> [What needs to be done]: Quote the entries that follow exactly, leaving none out.

-----

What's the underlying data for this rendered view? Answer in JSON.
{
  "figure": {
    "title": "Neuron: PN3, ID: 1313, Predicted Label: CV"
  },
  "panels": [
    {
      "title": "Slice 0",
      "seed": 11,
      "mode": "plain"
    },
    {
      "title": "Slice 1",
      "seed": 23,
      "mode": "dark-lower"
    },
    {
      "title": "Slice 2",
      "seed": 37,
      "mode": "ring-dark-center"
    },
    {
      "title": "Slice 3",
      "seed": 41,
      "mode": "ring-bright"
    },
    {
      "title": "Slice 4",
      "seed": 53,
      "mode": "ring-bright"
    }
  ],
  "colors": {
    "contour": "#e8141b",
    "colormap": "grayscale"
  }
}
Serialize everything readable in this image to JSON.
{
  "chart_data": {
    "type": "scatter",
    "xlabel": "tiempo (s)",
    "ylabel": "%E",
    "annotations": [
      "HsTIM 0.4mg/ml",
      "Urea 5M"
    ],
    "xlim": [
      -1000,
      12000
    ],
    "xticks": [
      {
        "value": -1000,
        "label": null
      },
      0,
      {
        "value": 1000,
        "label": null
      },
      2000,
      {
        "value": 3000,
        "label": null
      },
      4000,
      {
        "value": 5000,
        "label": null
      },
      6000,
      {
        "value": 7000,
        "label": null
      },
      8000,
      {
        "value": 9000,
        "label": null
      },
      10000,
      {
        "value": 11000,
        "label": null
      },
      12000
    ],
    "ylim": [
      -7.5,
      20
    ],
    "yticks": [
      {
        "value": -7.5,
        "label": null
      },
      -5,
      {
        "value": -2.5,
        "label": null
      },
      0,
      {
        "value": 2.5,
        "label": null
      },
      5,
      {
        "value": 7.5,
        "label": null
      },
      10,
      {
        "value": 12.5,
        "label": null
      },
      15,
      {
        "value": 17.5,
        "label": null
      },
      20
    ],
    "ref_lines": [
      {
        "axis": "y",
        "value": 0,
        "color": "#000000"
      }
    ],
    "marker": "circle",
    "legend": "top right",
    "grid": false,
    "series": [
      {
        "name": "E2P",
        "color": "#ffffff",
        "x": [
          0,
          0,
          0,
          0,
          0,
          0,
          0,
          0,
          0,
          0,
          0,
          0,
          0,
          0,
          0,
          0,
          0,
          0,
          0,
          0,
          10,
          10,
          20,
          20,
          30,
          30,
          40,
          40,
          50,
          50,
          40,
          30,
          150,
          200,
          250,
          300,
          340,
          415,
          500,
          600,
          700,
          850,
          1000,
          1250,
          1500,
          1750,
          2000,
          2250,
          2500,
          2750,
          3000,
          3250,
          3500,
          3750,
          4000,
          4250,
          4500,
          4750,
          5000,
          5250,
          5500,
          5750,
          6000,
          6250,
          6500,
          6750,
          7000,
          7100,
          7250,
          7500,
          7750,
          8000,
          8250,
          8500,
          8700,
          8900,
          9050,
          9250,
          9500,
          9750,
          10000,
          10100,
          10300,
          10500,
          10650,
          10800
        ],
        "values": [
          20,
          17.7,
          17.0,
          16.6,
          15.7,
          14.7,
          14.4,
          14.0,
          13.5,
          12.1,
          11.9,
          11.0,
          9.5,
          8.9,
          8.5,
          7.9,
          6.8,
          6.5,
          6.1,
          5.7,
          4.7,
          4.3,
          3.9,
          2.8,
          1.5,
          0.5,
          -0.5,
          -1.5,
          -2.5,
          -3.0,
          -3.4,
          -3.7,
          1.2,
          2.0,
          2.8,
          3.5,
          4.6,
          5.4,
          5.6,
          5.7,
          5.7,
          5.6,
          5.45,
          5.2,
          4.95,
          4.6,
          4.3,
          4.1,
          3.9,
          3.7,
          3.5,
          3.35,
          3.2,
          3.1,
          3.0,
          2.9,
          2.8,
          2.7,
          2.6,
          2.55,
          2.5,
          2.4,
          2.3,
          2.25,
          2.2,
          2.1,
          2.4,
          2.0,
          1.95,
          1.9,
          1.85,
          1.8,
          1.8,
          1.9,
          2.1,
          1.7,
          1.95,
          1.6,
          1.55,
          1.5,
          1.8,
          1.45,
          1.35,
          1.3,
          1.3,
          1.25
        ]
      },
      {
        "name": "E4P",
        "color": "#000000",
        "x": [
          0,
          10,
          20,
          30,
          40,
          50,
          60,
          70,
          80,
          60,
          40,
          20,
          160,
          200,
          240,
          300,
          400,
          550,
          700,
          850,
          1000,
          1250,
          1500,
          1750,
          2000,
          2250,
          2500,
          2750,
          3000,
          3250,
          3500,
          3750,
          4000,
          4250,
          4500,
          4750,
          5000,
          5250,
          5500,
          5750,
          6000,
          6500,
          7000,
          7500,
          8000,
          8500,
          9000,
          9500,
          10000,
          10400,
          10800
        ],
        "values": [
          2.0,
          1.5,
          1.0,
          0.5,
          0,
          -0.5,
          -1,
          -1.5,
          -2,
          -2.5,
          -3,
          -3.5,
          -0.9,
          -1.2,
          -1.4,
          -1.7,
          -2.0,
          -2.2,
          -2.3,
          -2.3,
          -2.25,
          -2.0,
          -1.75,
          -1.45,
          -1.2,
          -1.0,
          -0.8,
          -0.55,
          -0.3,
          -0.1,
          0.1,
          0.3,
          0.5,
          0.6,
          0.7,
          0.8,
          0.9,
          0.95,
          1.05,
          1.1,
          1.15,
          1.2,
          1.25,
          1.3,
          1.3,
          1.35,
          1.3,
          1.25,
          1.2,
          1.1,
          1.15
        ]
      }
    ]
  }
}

-----

> [Task solution]:
What's the underlying data for this rendered view? Answer in JSON.
{
  "figure": {
    "title": "Neuron: PN3, ID: 1313, Predicted Label: CV"
  },
  "panels": [
    {
      "title": "Slice 0",
      "seed": 11,
      "mode": "plain"
    },
    {
      "title": "Slice 1",
      "seed": 23,
      "mode": "dark-lower"
    },
    {
      "title": "Slice 2",
      "seed": 37,
      "mode": "ring-dark-center"
    },
    {
      "title": "Slice 3",
      "seed": 41,
      "mode": "ring-bright"
    },
    {
      "title": "Slice 4",
      "seed": 53,
      "mode": "ring-bright"
    }
  ],
  "colors": {
    "contour": "#e8141b",
    "colormap": "grayscale"
  }
}
Serialize everything readable in this image to JSON.
{
  "chart_data": {
    "type": "scatter",
    "xlabel": "tiempo (s)",
    "ylabel": "%E",
    "annotations": [
      "HsTIM 0.4mg/ml",
      "Urea 5M"
    ],
    "xlim": [
      -1000,
      12000
    ],
    "xticks": [
      {
        "value": -1000,
        "label": null
      },
      0,
      {
        "value": 1000,
        "label": null
      },
      2000,
      {
        "value": 3000,
        "label": null
      },
      4000,
      {
        "value": 5000,
        "label": null
      },
      6000,
      {
        "value": 7000,
        "label": null
      },
      8000,
      {
        "value": 9000,
        "label": null
      },
      10000,
      {
        "value": 11000,
        "label": null
      },
      12000
    ],
    "ylim": [
      -7.5,
      20
    ],
    "yticks": [
      {
        "value": -7.5,
        "label": null
      },
      -5,
      {
        "value": -2.5,
        "label": null
      },
      0,
      {
        "value": 2.5,
        "label": null
      },
      5,
      {
        "value": 7.5,
        "label": null
      },
      10,
      {
        "value": 12.5,
        "label": null
      },
      15,
      {
        "value": 17.5,
        "label": null
      },
      20
    ],
    "ref_lines": [
      {
        "axis": "y",
        "value": 0,
        "color": "#000000"
      }
    ],
    "marker": "circle",
    "legend": "top right",
    "grid": false,
    "series": [
      {
        "name": "E2P",
        "color": "#ffffff",
        "x": [
          0,
          0,
          0,
          0,
          0,
          0,
          0,
          0,
          0,
          0,
          0,
          0,
          0,
          0,
          0,
          0,
          0,
          0,
          0,
          0,
          10,
          10,
          20,
          20,
          30,
          30,
          40,
          40,
          50,
          50,
          40,
          30,
          150,
          200,
          250,
          300,
          340,
          415,
          500,
          600,
          700,
          850,
          1000,
          1250,
          1500,
          1750,
          2000,
          2250,
          2500,
          2750,
          3000,
          3250,
          3500,
          3750,
          4000,
          4250,
          4500,
          4750,
          5000,
          5250,
          5500,
          5750,
          6000,
          6250,
          6500,
          6750,
          7000,
          7100,
          7250,
          7500,
          7750,
          8000,
          8250,
          8500,
          8700,
          8900,
          9050,
          9250,
          9500,
          9750,
          10000,
          10100,
          10300,
          10500,
          10650,
          10800
        ],
        "values": [
          20,
          17.7,
          17.0,
          16.6,
          15.7,
          14.7,
          14.4,
          14.0,
          13.5,
          12.1,
          11.9,
          11.0,
          9.5,
          8.9,
          8.5,
          7.9,
          6.8,
          6.5,
          6.1,
          5.7,
          4.7,
          4.3,
          3.9,
          2.8,
          1.5,
          0.5,
          -0.5,
          -1.5,
          -2.5,
          -3.0,
          -3.4,
          -3.7,
          1.2,
          2.0,
          2.8,
          3.5,
          4.6,
          5.4,
          5.6,
          5.7,
          5.7,
          5.6,
          5.45,
          5.2,
          4.95,
          4.6,
          4.3,
          4.1,
          3.9,
          3.7,
          3.5,
          3.35,
          3.2,
          3.1,
          3.0,
          2.9,
          2.8,
          2.7,
          2.6,
          2.55,
          2.5,
          2.4,
          2.3,
          2.25,
          2.2,
          2.1,
          2.4,
          2.0,
          1.95,
          1.9,
          1.85,
          1.8,
          1.8,
          1.9,
          2.1,
          1.7,
          1.95,
          1.6,
          1.55,
          1.5,
          1.8,
          1.45,
          1.35,
          1.3,
          1.3,
          1.25
        ]
      },
      {
        "name": "E4P",
        "color": "#000000",
        "x": [
          0,
          10,
          20,
          30,
          40,
          50,
          60,
          70,
          80,
          60,
          40,
          20,
          160,
          200,
          240,
          300,
          400,
          550,
          700,
          850,
          1000,
          1250,
          1500,
          1750,
          2000,
          2250,
          2500,
          2750,
          3000,
          3250,
          3500,
          3750,
          4000,
          4250,
          4500,
          4750,
          5000,
          5250,
          5500,
          5750,
          6000,
          6500,
          7000,
          7500,
          8000,
          8500,
          9000,
          9500,
          10000,
          10400,
          10800
        ],
        "values": [
          2.0,
          1.5,
          1.0,
          0.5,
          0,
          -0.5,
          -1,
          -1.5,
          -2,
          -2.5,
          -3,
          -3.5,
          -0.9,
          -1.2,
          -1.4,
          -1.7,
          -2.0,
          -2.2,
          -2.3,
          -2.3,
          -2.25,
          -2.0,
          -1.75,
          -1.45,
          -1.2,
          -1.0,
          -0.8,
          -0.55,
          -0.3,
          -0.1,
          0.1,
          0.3,
          0.5,
          0.6,
          0.7,
          0.8,
          0.9,
          0.95,
          1.05,
          1.1,
          1.15,
          1.2,
          1.25,
          1.3,
          1.3,
          1.35,
          1.3,
          1.25,
          1.2,
          1.1,
          1.15
        ]
      }
    ]
  }
}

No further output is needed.